[Entries with figure data]
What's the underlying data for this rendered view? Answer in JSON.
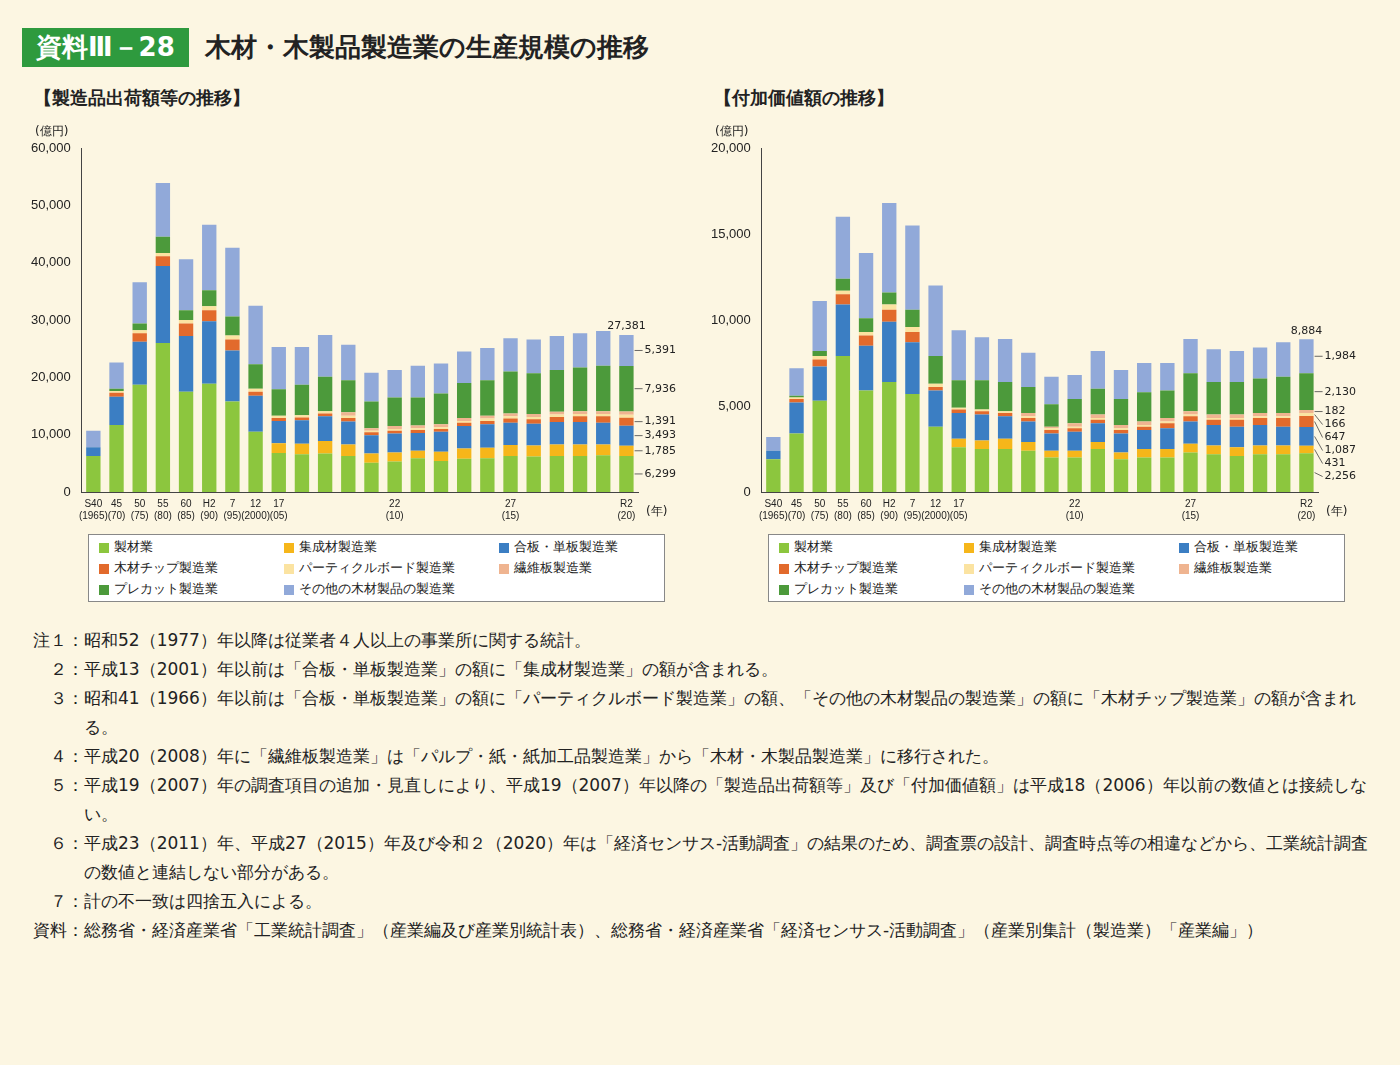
{
  "header": {
    "badge": "資料Ⅲ－28",
    "title": "木材・木製品製造業の生産規模の推移"
  },
  "chart_data": [
    {
      "type": "bar",
      "title": "【製造品出荷額等の推移】",
      "y_label": "(億円)",
      "x_label": "(年)",
      "stacked": true,
      "grid": false,
      "legend": "bottom",
      "categories": [
        [
          "S40",
          "(1965)"
        ],
        [
          "45",
          "(70)"
        ],
        [
          "50",
          "(75)"
        ],
        [
          "55",
          "(80)"
        ],
        [
          "60",
          "(85)"
        ],
        [
          "H2",
          "(90)"
        ],
        [
          "7",
          "(95)"
        ],
        [
          "12",
          "(2000)"
        ],
        [
          "17",
          "(05)"
        ],
        null,
        null,
        null,
        null,
        [
          "22",
          "(10)"
        ],
        null,
        null,
        null,
        null,
        [
          "27",
          "(15)"
        ],
        null,
        null,
        null,
        null,
        [
          "R2",
          "(20)"
        ]
      ],
      "ylim": [
        0,
        60000
      ],
      "yticks": [
        0,
        {
          "value": 10000,
          "label": "10,000"
        },
        {
          "value": 20000,
          "label": "20,000"
        },
        {
          "value": 30000,
          "label": "30,000"
        },
        {
          "value": 40000,
          "label": "40,000"
        },
        {
          "value": 50000,
          "label": "50,000"
        },
        {
          "value": 60000,
          "label": "60,000"
        }
      ],
      "series": [
        {
          "name": "製材業",
          "color": "#8cc63e",
          "values": [
            6300,
            11700,
            18700,
            26000,
            17500,
            18900,
            15800,
            10500,
            6800,
            6600,
            6700,
            6300,
            5100,
            5300,
            5900,
            5400,
            5800,
            5900,
            6300,
            6200,
            6300,
            6300,
            6400,
            6299
          ],
          "value_labels": [
            null,
            null,
            null,
            null,
            null,
            null,
            null,
            null,
            null,
            null,
            null,
            null,
            null,
            null,
            null,
            null,
            null,
            null,
            null,
            null,
            null,
            null,
            null,
            "6,299"
          ]
        },
        {
          "name": "集成材製造業",
          "color": "#f6b61a",
          "values": [
            null,
            null,
            null,
            null,
            null,
            null,
            null,
            null,
            1700,
            1800,
            2200,
            2000,
            1600,
            1600,
            1300,
            1600,
            1800,
            1800,
            1900,
            1900,
            2000,
            2000,
            1900,
            1785
          ],
          "value_labels": [
            null,
            null,
            null,
            null,
            null,
            null,
            null,
            null,
            null,
            null,
            null,
            null,
            null,
            null,
            null,
            null,
            null,
            null,
            null,
            null,
            null,
            null,
            null,
            "1,785"
          ]
        },
        {
          "name": "合板・単板製造業",
          "color": "#3b7ec3",
          "values": [
            1500,
            4900,
            7500,
            13400,
            9700,
            10900,
            8900,
            6300,
            3900,
            4100,
            4300,
            4000,
            3200,
            3300,
            3100,
            3500,
            3900,
            4100,
            3900,
            3800,
            3900,
            3900,
            3800,
            3493
          ],
          "value_labels": [
            null,
            null,
            null,
            null,
            null,
            null,
            null,
            null,
            null,
            null,
            null,
            null,
            null,
            null,
            null,
            null,
            null,
            null,
            null,
            null,
            null,
            null,
            null,
            "3,493"
          ]
        },
        {
          "name": "木材チップ製造業",
          "color": "#e26a2c",
          "values": [
            null,
            700,
            1500,
            1700,
            2200,
            1900,
            1900,
            700,
            500,
            500,
            500,
            600,
            500,
            500,
            500,
            500,
            600,
            600,
            700,
            800,
            900,
            1000,
            1100,
            1391
          ],
          "value_labels": [
            null,
            null,
            null,
            null,
            null,
            null,
            null,
            null,
            null,
            null,
            null,
            null,
            null,
            null,
            null,
            null,
            null,
            null,
            null,
            null,
            null,
            null,
            null,
            "1,391"
          ]
        },
        {
          "name": "パーティクルボード製造業",
          "color": "#fbe3a1",
          "values": [
            null,
            300,
            500,
            600,
            600,
            700,
            700,
            500,
            400,
            400,
            400,
            400,
            300,
            300,
            300,
            300,
            300,
            400,
            400,
            400,
            400,
            400,
            400,
            500
          ]
        },
        {
          "name": "繊維板製造業",
          "color": "#efb490",
          "values": [
            null,
            null,
            null,
            null,
            null,
            null,
            null,
            null,
            null,
            null,
            null,
            600,
            400,
            500,
            500,
            500,
            500,
            500,
            500,
            500,
            500,
            500,
            500,
            586
          ]
        },
        {
          "name": "プレカット製造業",
          "color": "#4c9a3b",
          "values": [
            null,
            400,
            1200,
            2800,
            1700,
            2800,
            3300,
            4300,
            4600,
            5300,
            6000,
            5600,
            4700,
            5000,
            4900,
            5400,
            6100,
            6200,
            7300,
            7100,
            7300,
            7600,
            7900,
            7936
          ],
          "value_labels": [
            null,
            null,
            null,
            null,
            null,
            null,
            null,
            null,
            null,
            null,
            null,
            null,
            null,
            null,
            null,
            null,
            null,
            null,
            null,
            null,
            null,
            null,
            null,
            "7,936"
          ]
        },
        {
          "name": "その他の木材製品の製造業",
          "color": "#91a9d9",
          "values": [
            2900,
            4600,
            7200,
            9400,
            8900,
            11400,
            12000,
            10200,
            7400,
            6600,
            7300,
            6200,
            5000,
            4800,
            5500,
            5200,
            5500,
            5600,
            5800,
            5900,
            5900,
            6000,
            6100,
            5391
          ],
          "value_labels": [
            null,
            null,
            null,
            null,
            null,
            null,
            null,
            null,
            null,
            null,
            null,
            null,
            null,
            null,
            null,
            null,
            null,
            null,
            null,
            null,
            null,
            null,
            null,
            "5,391"
          ]
        }
      ],
      "annotations": [
        {
          "index": 23,
          "value": 27381,
          "text": "27,381"
        }
      ]
    },
    {
      "type": "bar",
      "title": "【付加価値額の推移】",
      "y_label": "(億円)",
      "x_label": "(年)",
      "stacked": true,
      "grid": false,
      "legend": "bottom",
      "categories": [
        [
          "S40",
          "(1965)"
        ],
        [
          "45",
          "(70)"
        ],
        [
          "50",
          "(75)"
        ],
        [
          "55",
          "(80)"
        ],
        [
          "60",
          "(85)"
        ],
        [
          "H2",
          "(90)"
        ],
        [
          "7",
          "(95)"
        ],
        [
          "12",
          "(2000)"
        ],
        [
          "17",
          "(05)"
        ],
        null,
        null,
        null,
        null,
        [
          "22",
          "(10)"
        ],
        null,
        null,
        null,
        null,
        [
          "27",
          "(15)"
        ],
        null,
        null,
        null,
        null,
        [
          "R2",
          "(20)"
        ]
      ],
      "ylim": [
        0,
        20000
      ],
      "yticks": [
        0,
        {
          "value": 5000,
          "label": "5,000"
        },
        {
          "value": 10000,
          "label": "10,000"
        },
        {
          "value": 15000,
          "label": "15,000"
        },
        {
          "value": 20000,
          "label": "20,000"
        }
      ],
      "series": [
        {
          "name": "製材業",
          "color": "#8cc63e",
          "values": [
            1900,
            3400,
            5300,
            7900,
            5900,
            6400,
            5700,
            3800,
            2600,
            2500,
            2500,
            2400,
            2000,
            2000,
            2500,
            1900,
            2000,
            2000,
            2300,
            2200,
            2100,
            2200,
            2200,
            2256
          ],
          "value_labels": [
            null,
            null,
            null,
            null,
            null,
            null,
            null,
            null,
            null,
            null,
            null,
            null,
            null,
            null,
            null,
            null,
            null,
            null,
            null,
            null,
            null,
            null,
            null,
            "2,256"
          ]
        },
        {
          "name": "集成材製造業",
          "color": "#f6b61a",
          "values": [
            null,
            null,
            null,
            null,
            null,
            null,
            null,
            null,
            500,
            500,
            600,
            500,
            400,
            400,
            400,
            400,
            500,
            500,
            500,
            500,
            500,
            500,
            500,
            431
          ],
          "value_labels": [
            null,
            null,
            null,
            null,
            null,
            null,
            null,
            null,
            null,
            null,
            null,
            null,
            null,
            null,
            null,
            null,
            null,
            null,
            null,
            null,
            null,
            null,
            null,
            "431"
          ]
        },
        {
          "name": "合板・単板製造業",
          "color": "#3b7ec3",
          "values": [
            500,
            1800,
            2000,
            3000,
            2600,
            3500,
            3000,
            2100,
            1500,
            1500,
            1300,
            1200,
            1000,
            1100,
            1100,
            1100,
            1100,
            1200,
            1300,
            1200,
            1200,
            1200,
            1100,
            1087
          ],
          "value_labels": [
            null,
            null,
            null,
            null,
            null,
            null,
            null,
            null,
            null,
            null,
            null,
            null,
            null,
            null,
            null,
            null,
            null,
            null,
            null,
            null,
            null,
            null,
            null,
            "1,087"
          ]
        },
        {
          "name": "木材チップ製造業",
          "color": "#e26a2c",
          "values": [
            null,
            200,
            400,
            600,
            600,
            700,
            600,
            200,
            200,
            200,
            200,
            200,
            200,
            200,
            200,
            200,
            200,
            300,
            300,
            300,
            400,
            400,
            500,
            647
          ],
          "value_labels": [
            null,
            null,
            null,
            null,
            null,
            null,
            null,
            null,
            null,
            null,
            null,
            null,
            null,
            null,
            null,
            null,
            null,
            null,
            null,
            null,
            null,
            null,
            null,
            "647"
          ]
        },
        {
          "name": "パーティクルボード製造業",
          "color": "#fbe3a1",
          "values": [
            null,
            100,
            200,
            200,
            200,
            300,
            300,
            200,
            100,
            100,
            100,
            100,
            100,
            100,
            100,
            100,
            100,
            100,
            100,
            100,
            100,
            100,
            100,
            166
          ],
          "value_labels": [
            null,
            null,
            null,
            null,
            null,
            null,
            null,
            null,
            null,
            null,
            null,
            null,
            null,
            null,
            null,
            null,
            null,
            null,
            null,
            null,
            null,
            null,
            null,
            "166"
          ]
        },
        {
          "name": "繊維板製造業",
          "color": "#efb490",
          "values": [
            null,
            null,
            null,
            null,
            null,
            null,
            null,
            null,
            null,
            null,
            null,
            200,
            100,
            200,
            200,
            200,
            200,
            200,
            200,
            200,
            200,
            200,
            200,
            182
          ],
          "value_labels": [
            null,
            null,
            null,
            null,
            null,
            null,
            null,
            null,
            null,
            null,
            null,
            null,
            null,
            null,
            null,
            null,
            null,
            null,
            null,
            null,
            null,
            null,
            null,
            "182"
          ]
        },
        {
          "name": "プレカット製造業",
          "color": "#4c9a3b",
          "values": [
            null,
            100,
            300,
            700,
            800,
            700,
            1000,
            1600,
            1600,
            1700,
            1700,
            1500,
            1300,
            1400,
            1500,
            1500,
            1700,
            1600,
            2200,
            1900,
            1900,
            2000,
            2100,
            2130
          ],
          "value_labels": [
            null,
            null,
            null,
            null,
            null,
            null,
            null,
            null,
            null,
            null,
            null,
            null,
            null,
            null,
            null,
            null,
            null,
            null,
            null,
            null,
            null,
            null,
            null,
            "2,130"
          ]
        },
        {
          "name": "その他の木材製品の製造業",
          "color": "#91a9d9",
          "values": [
            800,
            1600,
            2900,
            3600,
            3800,
            5200,
            4900,
            4100,
            2900,
            2500,
            2500,
            2000,
            1600,
            1400,
            2200,
            1700,
            1700,
            1600,
            2000,
            1900,
            1800,
            1800,
            2000,
            1984
          ],
          "value_labels": [
            null,
            null,
            null,
            null,
            null,
            null,
            null,
            null,
            null,
            null,
            null,
            null,
            null,
            null,
            null,
            null,
            null,
            null,
            null,
            null,
            null,
            null,
            null,
            "1,984"
          ]
        }
      ],
      "annotations": [
        {
          "index": 23,
          "value": 8884,
          "text": "8,884"
        }
      ]
    }
  ],
  "notes": [
    {
      "label": "注１：",
      "text": "昭和52（1977）年以降は従業者４人以上の事業所に関する統計。"
    },
    {
      "label": "２：",
      "text": "平成13（2001）年以前は「合板・単板製造業」の額に「集成材製造業」の額が含まれる。"
    },
    {
      "label": "３：",
      "text": "昭和41（1966）年以前は「合板・単板製造業」の額に「パーティクルボード製造業」の額、「その他の木材製品の製造業」の額に「木材チップ製造業」の額が含まれる。"
    },
    {
      "label": "４：",
      "text": "平成20（2008）年に「繊維板製造業」は「パルプ・紙・紙加工品製造業」から「木材・木製品製造業」に移行された。"
    },
    {
      "label": "５：",
      "text": "平成19（2007）年の調査項目の追加・見直しにより、平成19（2007）年以降の「製造品出荷額等」及び「付加価値額」は平成18（2006）年以前の数値とは接続しない。"
    },
    {
      "label": "６：",
      "text": "平成23（2011）年、平成27（2015）年及び令和２（2020）年は「経済センサス-活動調査」の結果のため、調査票の設計、調査時点等の相違などから、工業統計調査の数値と連結しない部分がある。"
    },
    {
      "label": "７：",
      "text": "計の不一致は四捨五入による。"
    },
    {
      "label": "資料：",
      "text": "総務省・経済産業省「工業統計調査」（産業編及び産業別統計表）、総務省・経済産業省「経済センサス-活動調査」（産業別集計（製造業）「産業編」）"
    }
  ]
}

- REQUIREMENT:
Take every line from the records above that has the word "title" and copy it.

- RESULT OF THE TASK:
    "title": "木材・木製品製造業の生産規模の推移"
      "title": "【製造品出荷額等の推移】",
      "title": "【付加価値額の推移】",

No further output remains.